#### INSTRUCTIONS FOR THE TASK:
All of the data below must be repeated exactly.

#### DATA LISTING:
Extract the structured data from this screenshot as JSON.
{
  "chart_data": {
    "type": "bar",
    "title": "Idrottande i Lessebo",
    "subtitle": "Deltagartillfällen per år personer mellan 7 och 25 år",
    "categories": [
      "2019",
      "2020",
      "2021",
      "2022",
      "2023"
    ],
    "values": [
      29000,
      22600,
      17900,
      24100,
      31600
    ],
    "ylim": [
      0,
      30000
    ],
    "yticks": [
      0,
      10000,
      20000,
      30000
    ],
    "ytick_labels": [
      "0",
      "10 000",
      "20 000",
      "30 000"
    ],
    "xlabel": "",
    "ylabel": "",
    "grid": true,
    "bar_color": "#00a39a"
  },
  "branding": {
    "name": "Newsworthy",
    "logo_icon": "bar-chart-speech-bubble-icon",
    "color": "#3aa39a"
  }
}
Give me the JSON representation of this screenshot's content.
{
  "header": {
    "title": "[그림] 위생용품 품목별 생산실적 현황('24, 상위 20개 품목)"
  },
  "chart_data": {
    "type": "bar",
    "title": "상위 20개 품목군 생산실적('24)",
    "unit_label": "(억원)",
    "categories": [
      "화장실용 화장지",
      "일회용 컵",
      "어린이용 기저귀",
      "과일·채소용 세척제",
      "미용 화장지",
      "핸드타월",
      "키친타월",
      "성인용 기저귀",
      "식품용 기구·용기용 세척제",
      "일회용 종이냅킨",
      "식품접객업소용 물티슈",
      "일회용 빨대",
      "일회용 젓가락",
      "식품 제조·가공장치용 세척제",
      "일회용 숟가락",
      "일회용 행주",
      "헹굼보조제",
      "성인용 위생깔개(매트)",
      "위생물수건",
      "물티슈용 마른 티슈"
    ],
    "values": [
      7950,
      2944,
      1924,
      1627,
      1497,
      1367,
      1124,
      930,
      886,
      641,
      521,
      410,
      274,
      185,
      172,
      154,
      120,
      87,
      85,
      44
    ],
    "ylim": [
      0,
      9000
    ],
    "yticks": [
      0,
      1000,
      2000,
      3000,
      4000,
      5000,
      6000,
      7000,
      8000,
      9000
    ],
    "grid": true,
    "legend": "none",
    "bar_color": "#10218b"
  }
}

#### RESPONSE:
Extract the structured data from this screenshot as JSON.
{
  "chart_data": {
    "type": "bar",
    "title": "Idrottande i Lessebo",
    "subtitle": "Deltagartillfällen per år personer mellan 7 och 25 år",
    "categories": [
      "2019",
      "2020",
      "2021",
      "2022",
      "2023"
    ],
    "values": [
      29000,
      22600,
      17900,
      24100,
      31600
    ],
    "ylim": [
      0,
      30000
    ],
    "yticks": [
      0,
      10000,
      20000,
      30000
    ],
    "ytick_labels": [
      "0",
      "10 000",
      "20 000",
      "30 000"
    ],
    "xlabel": "",
    "ylabel": "",
    "grid": true,
    "bar_color": "#00a39a"
  },
  "branding": {
    "name": "Newsworthy",
    "logo_icon": "bar-chart-speech-bubble-icon",
    "color": "#3aa39a"
  }
}
Give me the JSON representation of this screenshot's content.
{
  "header": {
    "title": "[그림] 위생용품 품목별 생산실적 현황('24, 상위 20개 품목)"
  },
  "chart_data": {
    "type": "bar",
    "title": "상위 20개 품목군 생산실적('24)",
    "unit_label": "(억원)",
    "categories": [
      "화장실용 화장지",
      "일회용 컵",
      "어린이용 기저귀",
      "과일·채소용 세척제",
      "미용 화장지",
      "핸드타월",
      "키친타월",
      "성인용 기저귀",
      "식품용 기구·용기용 세척제",
      "일회용 종이냅킨",
      "식품접객업소용 물티슈",
      "일회용 빨대",
      "일회용 젓가락",
      "식품 제조·가공장치용 세척제",
      "일회용 숟가락",
      "일회용 행주",
      "헹굼보조제",
      "성인용 위생깔개(매트)",
      "위생물수건",
      "물티슈용 마른 티슈"
    ],
    "values": [
      7950,
      2944,
      1924,
      1627,
      1497,
      1367,
      1124,
      930,
      886,
      641,
      521,
      410,
      274,
      185,
      172,
      154,
      120,
      87,
      85,
      44
    ],
    "ylim": [
      0,
      9000
    ],
    "yticks": [
      0,
      1000,
      2000,
      3000,
      4000,
      5000,
      6000,
      7000,
      8000,
      9000
    ],
    "grid": true,
    "legend": "none",
    "bar_color": "#10218b"
  }
}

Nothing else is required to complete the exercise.